**What is asked:**
Quote all entries exactly, leaving pictures aside.

>>>

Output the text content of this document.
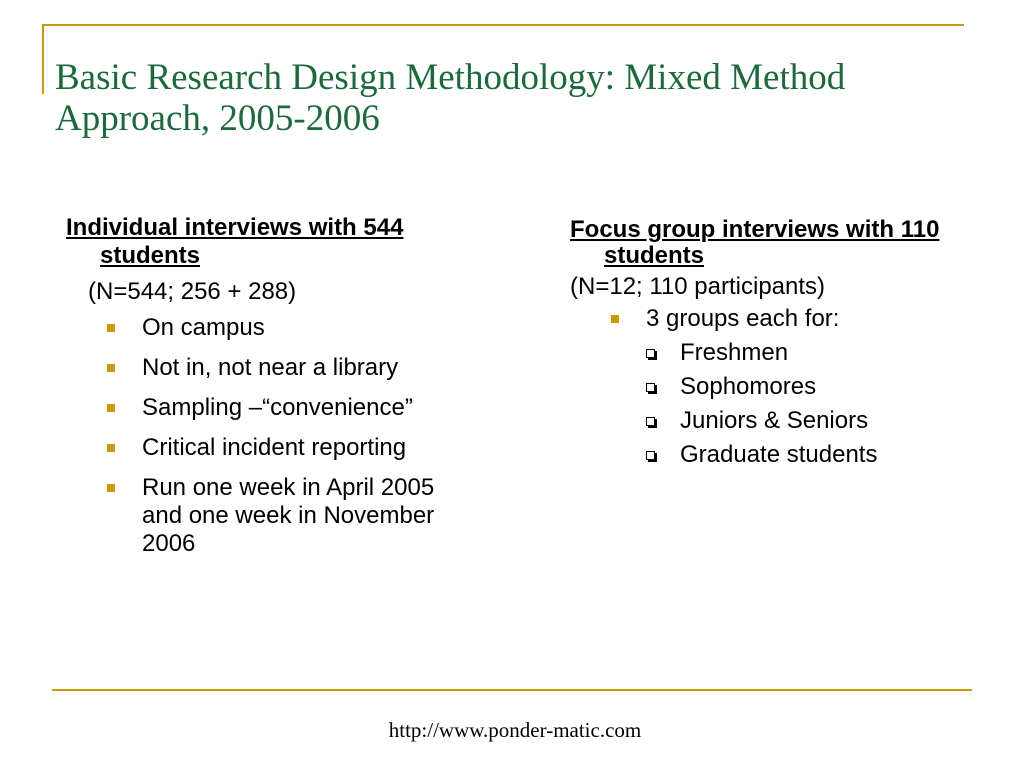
Basic Research Design Methodology: Mixed Method Approach, 2005-2006

Individual interviews with 544 students

(N=544; 256 + 288)

On campus
Not in, not near a library
Sampling –“convenience”
Critical incident reporting
Run one week in April 2005 and one week in November 2006

Focus group interviews with 110 students

(N=12; 110 participants)

3 groups each for:
Freshmen
Sophomores
Juniors & Seniors
Graduate students
http://www.ponder-matic.com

<<<

**Solved problem:**
Output the text content of this document.
Basic Research Design Methodology: Mixed Method Approach, 2005-2006

Individual interviews with 544 students

(N=544; 256 + 288)

On campus
Not in, not near a library
Sampling –“convenience”
Critical incident reporting
Run one week in April 2005 and one week in November 2006

Focus group interviews with 110 students

(N=12; 110 participants)

3 groups each for:
Freshmen
Sophomores
Juniors & Seniors
Graduate students
http://www.ponder-matic.com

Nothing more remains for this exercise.